- Records to use:
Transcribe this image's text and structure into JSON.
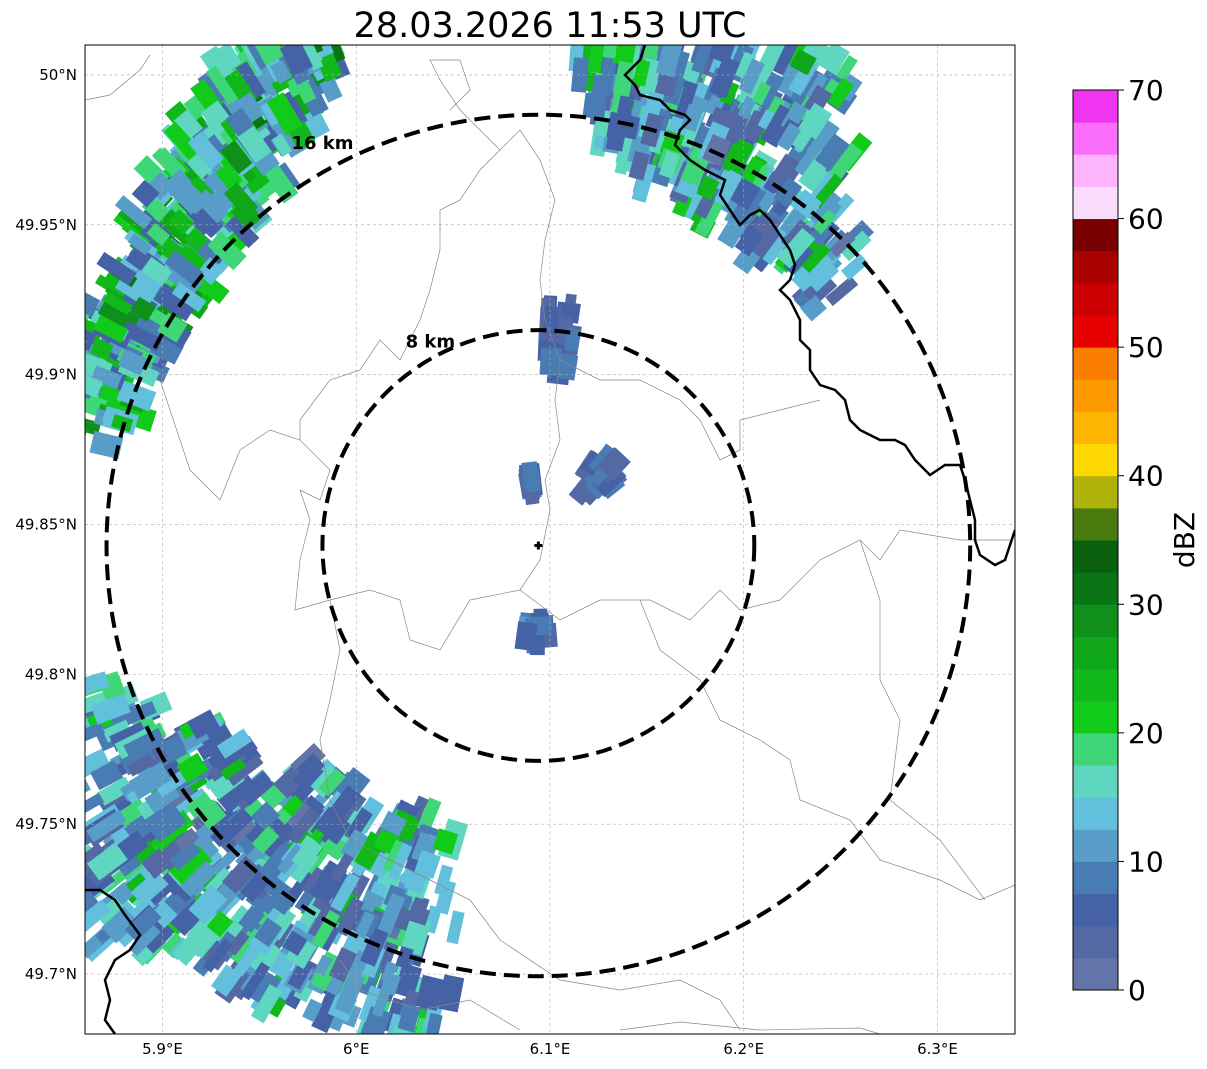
{
  "title": "28.03.2026 11:53 UTC",
  "map": {
    "lon_range": [
      5.86,
      6.34
    ],
    "lat_range": [
      49.68,
      50.01
    ],
    "lon_ticks": [
      {
        "value": 5.9,
        "label": "5.9°E"
      },
      {
        "value": 6.0,
        "label": "6°E"
      },
      {
        "value": 6.1,
        "label": "6.1°E"
      },
      {
        "value": 6.2,
        "label": "6.2°E"
      },
      {
        "value": 6.3,
        "label": "6.3°E"
      }
    ],
    "lat_ticks": [
      {
        "value": 50.0,
        "label": "50°N"
      },
      {
        "value": 49.95,
        "label": "49.95°N"
      },
      {
        "value": 49.9,
        "label": "49.9°N"
      },
      {
        "value": 49.85,
        "label": "49.85°N"
      },
      {
        "value": 49.8,
        "label": "49.8°N"
      },
      {
        "value": 49.75,
        "label": "49.75°N"
      },
      {
        "value": 49.7,
        "label": "49.7°N"
      }
    ],
    "gridlines": true,
    "radar_site": {
      "lon": 6.094,
      "lat": 49.843
    },
    "range_rings": [
      {
        "radius_km": 8,
        "label": "8 km"
      },
      {
        "radius_km": 16,
        "label": "16 km"
      }
    ]
  },
  "colorbar": {
    "label": "dBZ",
    "min": 0,
    "max": 70,
    "tick_values": [
      0,
      10,
      20,
      30,
      40,
      50,
      60,
      70
    ],
    "tick_labels": [
      "0",
      "10",
      "20",
      "30",
      "40",
      "50",
      "60",
      "70"
    ],
    "colors": [
      "#6274a8",
      "#5468a4",
      "#4662a6",
      "#4a7cb4",
      "#589dc8",
      "#62c0dc",
      "#5ed6c0",
      "#3ed676",
      "#12ca1a",
      "#10b81a",
      "#0fa61a",
      "#0f901a",
      "#0b7414",
      "#0a600f",
      "#4a7b0e",
      "#b0b20c",
      "#fcd800",
      "#fcb600",
      "#fc9a00",
      "#fc7e00",
      "#e60000",
      "#cc0000",
      "#aa0000",
      "#780000",
      "#fcdcfc",
      "#fcb4fc",
      "#fc6efc",
      "#f034f0"
    ]
  },
  "chart_data": {
    "type": "heatmap",
    "title": "28.03.2026 11:53 UTC",
    "colorbar_label": "dBZ",
    "colorbar_range": [
      0,
      70
    ],
    "echo_regions": [
      {
        "area": "northwest",
        "lon": [
          5.86,
          5.98
        ],
        "lat": [
          49.88,
          50.01
        ],
        "dbz_range": [
          5,
          33
        ]
      },
      {
        "area": "northeast",
        "lon": [
          6.12,
          6.25
        ],
        "lat": [
          49.92,
          50.01
        ],
        "dbz_range": [
          2,
          28
        ]
      },
      {
        "area": "southwest",
        "lon": [
          5.86,
          6.04
        ],
        "lat": [
          49.68,
          49.8
        ],
        "dbz_range": [
          2,
          25
        ]
      },
      {
        "area": "center",
        "lon": [
          6.08,
          6.14
        ],
        "lat": [
          49.81,
          49.92
        ],
        "dbz_range": [
          3,
          12
        ]
      }
    ]
  }
}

- Work to be completed:
Reproduce the full listing faithfully, but do not carry over any pictures.

- Right answer:
Transcribe this image's text and structure into JSON.
{
  "title": "28.03.2026 11:53 UTC",
  "map": {
    "lon_range": [
      5.86,
      6.34
    ],
    "lat_range": [
      49.68,
      50.01
    ],
    "lon_ticks": [
      {
        "value": 5.9,
        "label": "5.9°E"
      },
      {
        "value": 6.0,
        "label": "6°E"
      },
      {
        "value": 6.1,
        "label": "6.1°E"
      },
      {
        "value": 6.2,
        "label": "6.2°E"
      },
      {
        "value": 6.3,
        "label": "6.3°E"
      }
    ],
    "lat_ticks": [
      {
        "value": 50.0,
        "label": "50°N"
      },
      {
        "value": 49.95,
        "label": "49.95°N"
      },
      {
        "value": 49.9,
        "label": "49.9°N"
      },
      {
        "value": 49.85,
        "label": "49.85°N"
      },
      {
        "value": 49.8,
        "label": "49.8°N"
      },
      {
        "value": 49.75,
        "label": "49.75°N"
      },
      {
        "value": 49.7,
        "label": "49.7°N"
      }
    ],
    "gridlines": true,
    "radar_site": {
      "lon": 6.094,
      "lat": 49.843
    },
    "range_rings": [
      {
        "radius_km": 8,
        "label": "8 km"
      },
      {
        "radius_km": 16,
        "label": "16 km"
      }
    ]
  },
  "colorbar": {
    "label": "dBZ",
    "min": 0,
    "max": 70,
    "tick_values": [
      0,
      10,
      20,
      30,
      40,
      50,
      60,
      70
    ],
    "tick_labels": [
      "0",
      "10",
      "20",
      "30",
      "40",
      "50",
      "60",
      "70"
    ],
    "colors": [
      "#6274a8",
      "#5468a4",
      "#4662a6",
      "#4a7cb4",
      "#589dc8",
      "#62c0dc",
      "#5ed6c0",
      "#3ed676",
      "#12ca1a",
      "#10b81a",
      "#0fa61a",
      "#0f901a",
      "#0b7414",
      "#0a600f",
      "#4a7b0e",
      "#b0b20c",
      "#fcd800",
      "#fcb600",
      "#fc9a00",
      "#fc7e00",
      "#e60000",
      "#cc0000",
      "#aa0000",
      "#780000",
      "#fcdcfc",
      "#fcb4fc",
      "#fc6efc",
      "#f034f0"
    ]
  },
  "chart_data": {
    "type": "heatmap",
    "title": "28.03.2026 11:53 UTC",
    "colorbar_label": "dBZ",
    "colorbar_range": [
      0,
      70
    ],
    "echo_regions": [
      {
        "area": "northwest",
        "lon": [
          5.86,
          5.98
        ],
        "lat": [
          49.88,
          50.01
        ],
        "dbz_range": [
          5,
          33
        ]
      },
      {
        "area": "northeast",
        "lon": [
          6.12,
          6.25
        ],
        "lat": [
          49.92,
          50.01
        ],
        "dbz_range": [
          2,
          28
        ]
      },
      {
        "area": "southwest",
        "lon": [
          5.86,
          6.04
        ],
        "lat": [
          49.68,
          49.8
        ],
        "dbz_range": [
          2,
          25
        ]
      },
      {
        "area": "center",
        "lon": [
          6.08,
          6.14
        ],
        "lat": [
          49.81,
          49.92
        ],
        "dbz_range": [
          3,
          12
        ]
      }
    ]
  }
}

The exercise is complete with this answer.